Stated exercise
Only the number is wanted: how many lines contain "history"?

-- START Stored rows --

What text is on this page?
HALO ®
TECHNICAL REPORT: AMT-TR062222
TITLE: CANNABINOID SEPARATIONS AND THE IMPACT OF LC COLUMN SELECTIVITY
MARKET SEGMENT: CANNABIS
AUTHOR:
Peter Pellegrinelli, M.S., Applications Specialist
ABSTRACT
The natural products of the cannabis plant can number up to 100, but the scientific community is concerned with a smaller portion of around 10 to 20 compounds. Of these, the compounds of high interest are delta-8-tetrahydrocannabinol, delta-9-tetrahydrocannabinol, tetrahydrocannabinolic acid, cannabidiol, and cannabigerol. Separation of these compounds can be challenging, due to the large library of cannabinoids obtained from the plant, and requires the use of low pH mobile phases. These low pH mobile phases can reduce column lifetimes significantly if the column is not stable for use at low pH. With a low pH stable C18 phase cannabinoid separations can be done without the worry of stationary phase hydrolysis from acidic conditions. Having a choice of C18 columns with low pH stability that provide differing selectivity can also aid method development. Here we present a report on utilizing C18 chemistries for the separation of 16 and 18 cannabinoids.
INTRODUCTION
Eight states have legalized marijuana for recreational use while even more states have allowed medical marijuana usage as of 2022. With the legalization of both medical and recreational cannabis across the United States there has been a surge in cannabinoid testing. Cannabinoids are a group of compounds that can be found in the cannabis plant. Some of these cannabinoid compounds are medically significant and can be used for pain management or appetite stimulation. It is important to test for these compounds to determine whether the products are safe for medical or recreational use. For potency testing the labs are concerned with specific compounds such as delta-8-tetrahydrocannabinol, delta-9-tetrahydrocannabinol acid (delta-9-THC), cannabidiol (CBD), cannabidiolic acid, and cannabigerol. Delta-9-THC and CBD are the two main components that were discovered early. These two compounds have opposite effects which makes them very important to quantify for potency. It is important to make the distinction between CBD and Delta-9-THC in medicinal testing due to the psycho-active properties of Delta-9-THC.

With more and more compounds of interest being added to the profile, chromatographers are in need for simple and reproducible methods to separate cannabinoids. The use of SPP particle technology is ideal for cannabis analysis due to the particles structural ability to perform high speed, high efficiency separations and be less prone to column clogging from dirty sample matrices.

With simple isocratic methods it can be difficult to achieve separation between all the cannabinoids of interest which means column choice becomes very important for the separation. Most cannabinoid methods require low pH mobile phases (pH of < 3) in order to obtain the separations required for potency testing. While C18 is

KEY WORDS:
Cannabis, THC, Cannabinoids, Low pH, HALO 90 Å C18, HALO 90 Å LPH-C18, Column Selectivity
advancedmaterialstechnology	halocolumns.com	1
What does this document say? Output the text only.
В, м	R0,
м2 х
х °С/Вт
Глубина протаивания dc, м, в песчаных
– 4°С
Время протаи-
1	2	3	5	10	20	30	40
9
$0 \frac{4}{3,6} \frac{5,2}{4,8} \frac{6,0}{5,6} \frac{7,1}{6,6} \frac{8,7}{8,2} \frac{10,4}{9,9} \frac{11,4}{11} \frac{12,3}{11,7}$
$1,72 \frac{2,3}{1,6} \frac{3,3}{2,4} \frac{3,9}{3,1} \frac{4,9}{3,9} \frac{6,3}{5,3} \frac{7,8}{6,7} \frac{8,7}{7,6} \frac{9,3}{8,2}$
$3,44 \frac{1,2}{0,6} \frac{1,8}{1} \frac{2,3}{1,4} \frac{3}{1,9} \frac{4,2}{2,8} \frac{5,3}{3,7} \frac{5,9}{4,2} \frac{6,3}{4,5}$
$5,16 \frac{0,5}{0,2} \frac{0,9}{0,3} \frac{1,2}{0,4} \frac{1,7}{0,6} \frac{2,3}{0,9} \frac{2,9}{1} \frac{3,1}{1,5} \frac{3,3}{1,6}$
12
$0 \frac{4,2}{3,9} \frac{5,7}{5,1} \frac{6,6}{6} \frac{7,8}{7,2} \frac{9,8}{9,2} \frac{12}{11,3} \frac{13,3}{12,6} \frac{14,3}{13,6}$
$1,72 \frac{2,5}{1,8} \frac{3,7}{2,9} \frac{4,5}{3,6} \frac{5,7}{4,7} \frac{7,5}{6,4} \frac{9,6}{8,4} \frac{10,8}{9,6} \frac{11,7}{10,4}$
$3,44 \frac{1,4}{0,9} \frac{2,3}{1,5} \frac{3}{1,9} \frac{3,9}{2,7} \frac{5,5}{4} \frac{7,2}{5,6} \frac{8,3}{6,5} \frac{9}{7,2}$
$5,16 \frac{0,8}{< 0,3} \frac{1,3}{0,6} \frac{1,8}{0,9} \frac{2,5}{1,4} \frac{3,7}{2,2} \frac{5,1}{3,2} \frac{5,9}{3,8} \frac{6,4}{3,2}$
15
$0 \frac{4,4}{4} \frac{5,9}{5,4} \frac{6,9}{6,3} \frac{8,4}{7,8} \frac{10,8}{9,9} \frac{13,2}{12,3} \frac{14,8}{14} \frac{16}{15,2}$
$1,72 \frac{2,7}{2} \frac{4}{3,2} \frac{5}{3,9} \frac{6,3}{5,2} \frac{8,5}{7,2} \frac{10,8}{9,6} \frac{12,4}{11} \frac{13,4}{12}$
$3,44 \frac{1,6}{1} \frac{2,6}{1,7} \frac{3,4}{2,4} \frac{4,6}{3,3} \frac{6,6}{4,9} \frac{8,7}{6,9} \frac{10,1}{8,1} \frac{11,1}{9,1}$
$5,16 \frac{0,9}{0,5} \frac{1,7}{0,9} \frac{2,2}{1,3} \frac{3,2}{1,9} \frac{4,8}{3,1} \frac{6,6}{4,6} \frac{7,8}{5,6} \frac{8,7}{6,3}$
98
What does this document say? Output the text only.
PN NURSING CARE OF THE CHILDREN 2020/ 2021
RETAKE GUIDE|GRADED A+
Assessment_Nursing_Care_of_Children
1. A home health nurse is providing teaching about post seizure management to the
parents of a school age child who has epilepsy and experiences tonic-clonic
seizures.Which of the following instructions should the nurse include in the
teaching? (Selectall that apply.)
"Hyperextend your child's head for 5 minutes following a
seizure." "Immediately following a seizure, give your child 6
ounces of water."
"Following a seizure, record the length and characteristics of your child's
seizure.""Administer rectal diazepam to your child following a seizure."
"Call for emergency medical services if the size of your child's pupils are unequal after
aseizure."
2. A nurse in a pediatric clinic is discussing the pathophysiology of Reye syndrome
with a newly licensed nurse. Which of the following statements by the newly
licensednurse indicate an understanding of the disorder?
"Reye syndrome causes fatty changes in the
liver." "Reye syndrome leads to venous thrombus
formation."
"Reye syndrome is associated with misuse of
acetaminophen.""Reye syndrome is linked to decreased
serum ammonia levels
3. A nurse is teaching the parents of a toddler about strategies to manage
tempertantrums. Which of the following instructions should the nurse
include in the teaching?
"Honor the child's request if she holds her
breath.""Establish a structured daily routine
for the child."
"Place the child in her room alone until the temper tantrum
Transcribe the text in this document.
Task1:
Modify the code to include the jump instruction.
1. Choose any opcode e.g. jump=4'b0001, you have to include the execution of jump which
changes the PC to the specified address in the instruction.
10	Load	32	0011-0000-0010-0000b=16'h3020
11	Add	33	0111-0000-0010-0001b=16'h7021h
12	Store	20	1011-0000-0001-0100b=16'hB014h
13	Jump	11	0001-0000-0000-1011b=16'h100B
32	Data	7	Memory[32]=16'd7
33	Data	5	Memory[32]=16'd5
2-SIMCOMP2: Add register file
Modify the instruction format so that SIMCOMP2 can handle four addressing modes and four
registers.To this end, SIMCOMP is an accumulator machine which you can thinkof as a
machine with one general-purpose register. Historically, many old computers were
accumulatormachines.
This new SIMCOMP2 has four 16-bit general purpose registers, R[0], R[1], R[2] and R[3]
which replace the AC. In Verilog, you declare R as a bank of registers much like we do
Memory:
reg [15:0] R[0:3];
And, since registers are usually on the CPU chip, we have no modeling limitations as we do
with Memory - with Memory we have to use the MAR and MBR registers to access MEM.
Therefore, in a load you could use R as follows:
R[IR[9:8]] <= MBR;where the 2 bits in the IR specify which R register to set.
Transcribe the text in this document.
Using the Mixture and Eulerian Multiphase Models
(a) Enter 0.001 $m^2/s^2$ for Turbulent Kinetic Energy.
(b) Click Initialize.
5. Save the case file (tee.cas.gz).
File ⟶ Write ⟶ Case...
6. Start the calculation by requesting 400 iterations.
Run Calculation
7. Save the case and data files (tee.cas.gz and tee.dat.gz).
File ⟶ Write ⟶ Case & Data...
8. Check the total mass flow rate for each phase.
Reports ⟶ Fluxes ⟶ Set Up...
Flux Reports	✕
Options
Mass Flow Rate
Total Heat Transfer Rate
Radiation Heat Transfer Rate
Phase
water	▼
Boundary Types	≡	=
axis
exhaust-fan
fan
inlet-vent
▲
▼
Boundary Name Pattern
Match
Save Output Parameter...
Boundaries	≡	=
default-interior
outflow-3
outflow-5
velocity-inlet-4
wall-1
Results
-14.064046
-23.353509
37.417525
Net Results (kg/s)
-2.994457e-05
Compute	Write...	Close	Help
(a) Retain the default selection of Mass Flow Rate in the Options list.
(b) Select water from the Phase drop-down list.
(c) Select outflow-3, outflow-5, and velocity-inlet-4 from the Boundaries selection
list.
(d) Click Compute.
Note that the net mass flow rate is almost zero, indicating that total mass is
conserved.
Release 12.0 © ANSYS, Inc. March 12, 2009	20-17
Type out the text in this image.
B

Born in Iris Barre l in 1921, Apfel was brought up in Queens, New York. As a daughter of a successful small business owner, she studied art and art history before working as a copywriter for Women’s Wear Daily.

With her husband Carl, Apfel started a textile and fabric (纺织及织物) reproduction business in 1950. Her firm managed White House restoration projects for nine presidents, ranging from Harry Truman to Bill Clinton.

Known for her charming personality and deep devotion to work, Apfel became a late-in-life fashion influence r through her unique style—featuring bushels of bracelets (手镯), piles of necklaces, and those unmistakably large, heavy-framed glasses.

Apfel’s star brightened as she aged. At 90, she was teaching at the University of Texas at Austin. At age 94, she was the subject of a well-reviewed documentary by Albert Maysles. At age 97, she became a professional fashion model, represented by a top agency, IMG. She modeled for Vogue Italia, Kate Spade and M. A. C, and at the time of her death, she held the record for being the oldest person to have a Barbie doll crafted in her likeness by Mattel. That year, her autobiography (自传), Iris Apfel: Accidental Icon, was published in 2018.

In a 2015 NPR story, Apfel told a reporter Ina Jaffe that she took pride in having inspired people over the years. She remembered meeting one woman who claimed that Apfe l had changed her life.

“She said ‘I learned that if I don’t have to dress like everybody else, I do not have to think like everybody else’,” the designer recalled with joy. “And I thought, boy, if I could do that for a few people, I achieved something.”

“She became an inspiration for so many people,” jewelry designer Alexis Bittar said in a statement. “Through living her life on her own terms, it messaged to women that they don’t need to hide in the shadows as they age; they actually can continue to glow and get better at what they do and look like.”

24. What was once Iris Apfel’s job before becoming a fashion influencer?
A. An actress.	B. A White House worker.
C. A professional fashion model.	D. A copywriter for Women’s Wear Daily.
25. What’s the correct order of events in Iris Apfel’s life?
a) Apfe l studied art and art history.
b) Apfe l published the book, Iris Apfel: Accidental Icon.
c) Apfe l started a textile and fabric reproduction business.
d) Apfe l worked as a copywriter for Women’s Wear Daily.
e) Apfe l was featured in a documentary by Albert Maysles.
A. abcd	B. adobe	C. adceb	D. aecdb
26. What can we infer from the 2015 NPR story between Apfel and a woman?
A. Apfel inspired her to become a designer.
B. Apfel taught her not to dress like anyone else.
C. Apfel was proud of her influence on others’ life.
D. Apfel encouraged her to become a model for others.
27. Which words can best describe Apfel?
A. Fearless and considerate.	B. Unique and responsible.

-- END Stored rows --

Answer for this exercise
2